_Data listing_

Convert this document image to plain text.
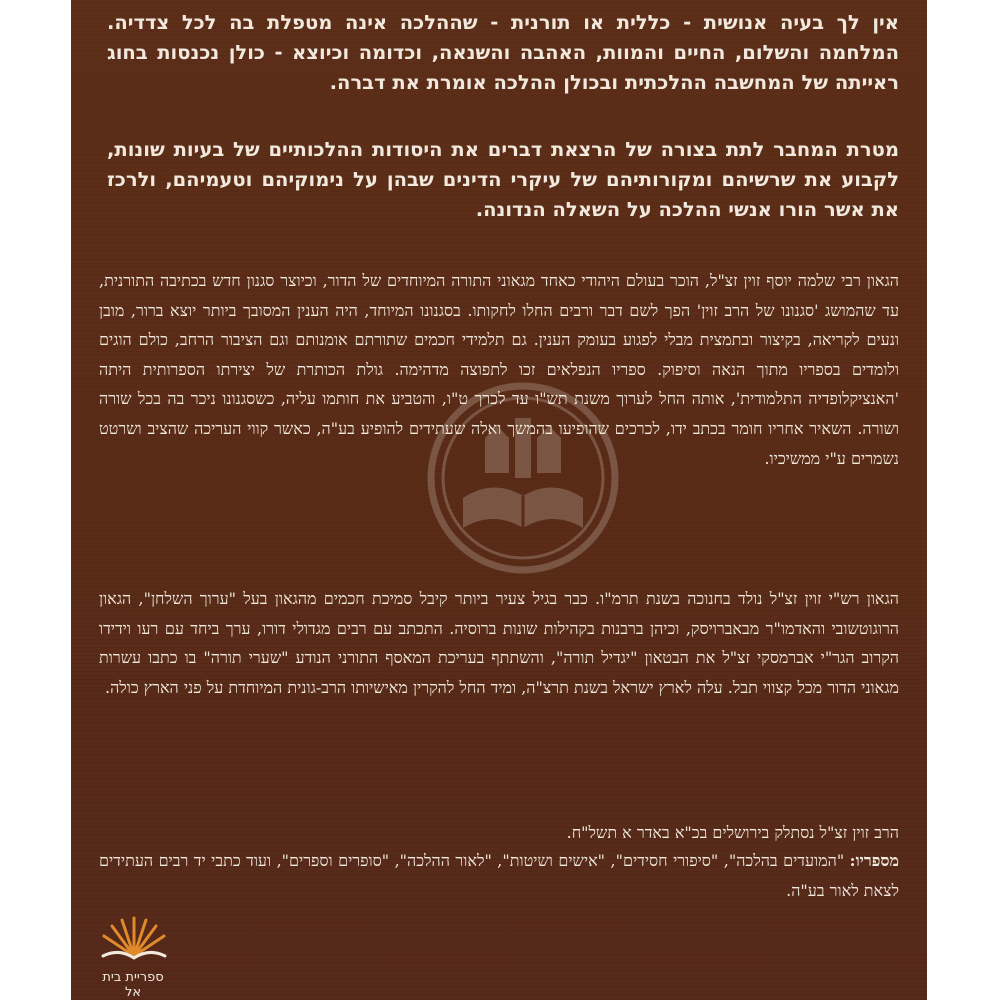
אין לך בעיה אנושית - כללית או תורנית - שההלכה אינה מטפלת בה לכל צדדיה. המלחמה והשלום, החיים והמוות, האהבה והשנאה, וכדומה וכיוצא - כולן נכנסות בחוג ראייתה של המחשבה ההלכתית ובכולן ההלכה אומרת את דברה.

מטרת המחבר לתת בצורה של הרצאת דברים את היסודות ההלכותיים של בעיות שונות, לקבוע את שרשיהם ומקורותיהם של עיקרי הדינים שבהן על נימוקיהם וטעמיהם, ולרכז את אשר הורו אנשי ההלכה על השאלה הנדונה.

הגאון רבי שלמה יוסף זוין זצ"ל, הוכר בעולם היהודי כאחד מגאוני התורה המיוחדים של הדור, וכיוצר סגנון חדש בכתיבה התורנית, עד שהמושג 'סגנונו של הרב זוין' הפך לשם דבר ורבים החלו לחקותו. בסגנונו המיוחד, היה הענין המסובך ביותר יוצא ברור, מובן ונעים לקריאה, בקיצור ובתמצית מבלי לפגוע בעומק הענין. גם תלמידי חכמים שתורתם אומנותם וגם הציבור הרחב, כולם הוגים ולומדים בספריו מתוך הנאה וסיפוק. ספריו הנפלאים זכו לתפוצה מדהימה. גולת הכותרת של יצירתו הספרותית היתה 'האנציקלופדיה התלמודית', אותה החל לערוך משנת תש"ו עד לכרך ט"ו, והטביע את חותמו עליה, כשסגנונו ניכר בה בכל שורה ושורה. השאיר אחריו חומר בכתב ידו, לכרכים שהופיעו בהמשך ואלה שעתידים להופיע בע"ה, כאשר קווי העריכה שהציב ושרטט נשמרים ע"י ממשיכיו.

הגאון רש"י זוין זצ"ל נולד בחנוכה בשנת תרמ"ו. כבר בגיל צעיר ביותר קיבל סמיכת חכמים מהגאון בעל "ערוך השלחן", הגאון הרוגוטשובי והאדמו"ר מבאברויסק, וכיהן ברבנות בקהילות שונות ברוסיה. התכתב עם רבים מגדולי דורו, ערך ביחד עם רעו וידידו הקרוב הגר"י אברמסקי זצ"ל את הבטאון "יגדיל תורה", והשתתף בעריכת המאסף התורני הנודע "שערי תורה" בו כתבו עשרות מגאוני הדור מכל קצווי תבל. עלה לארץ ישראל בשנת תרצ"ה, ומיד החל להקרין מאישיותו הרב-גונית המיוחדת על פני הארץ כולה.

הרב זוין זצ"ל נסתלק בירושלים בכ"א באדר א תשל"ח.

מספריו: "המועדים בהלכה", "סיפורי חסידים", "אישים ושיטות", "לאור ההלכה", "סופרים וספרים", ועוד כתבי יד רבים העתידים לצאת לאור בע"ה.

ספריית בית אל
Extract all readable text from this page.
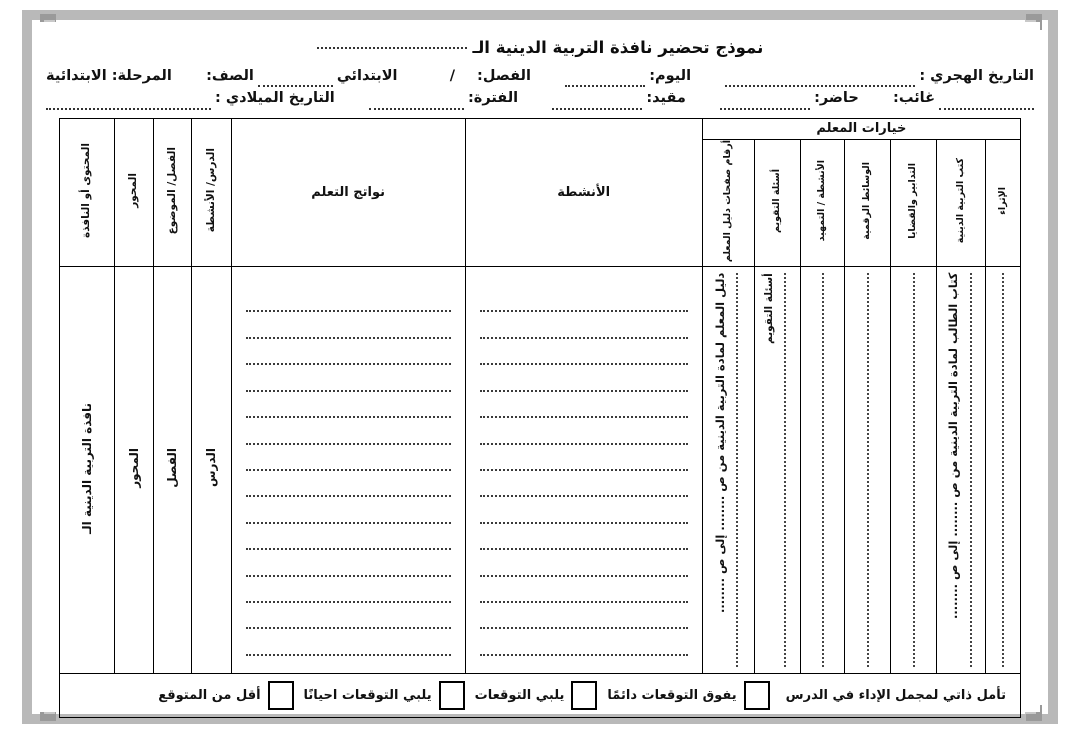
نموذج تحضير نافذة التربية الدينية الـ
التاريخ الهجري :
اليوم:
الفصل:
/
الابتدائي
الصف:
المرحلة: الابتدائية
غائب:
حاضر:
مقيد:
الفترة:
التاريخ الميلادي :
خيارات المعلم							الأنشطة	نواتج التعلم	الدرس/ الأنشطة	الفصل/ الموضوع	المحور	المحتوى أو النافذة
الإثراء	كتب التربية الدينية	التدابير والقضايا	الوسائط الرقمية	الأنشطة / التمهيد	أسئلة التقويم	أرقام صفحات دليل المعلم						

	كتاب الطالب لمادة التربية الدينية من ص ........ إلى ص ........				أسئلة التقويم	دليل المعلم لمادة التربية الدينية من ص ........ إلى ص ........			الدرس	الفصل	المحور	نافذة التربية الدينية الـ
تأمل ذاتي لمجمل الإداء في الدرس
يفوق التوقعات دائمًا
يلبي التوقعات
يلبي التوقعات احيانًا
أقل من المتوقع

_Aim of the exercise_
In the records above, find each line that holds the word "text"; copy all such lines.

_Task response_
Convert this document image to plain text.
Extract all readable text from this page.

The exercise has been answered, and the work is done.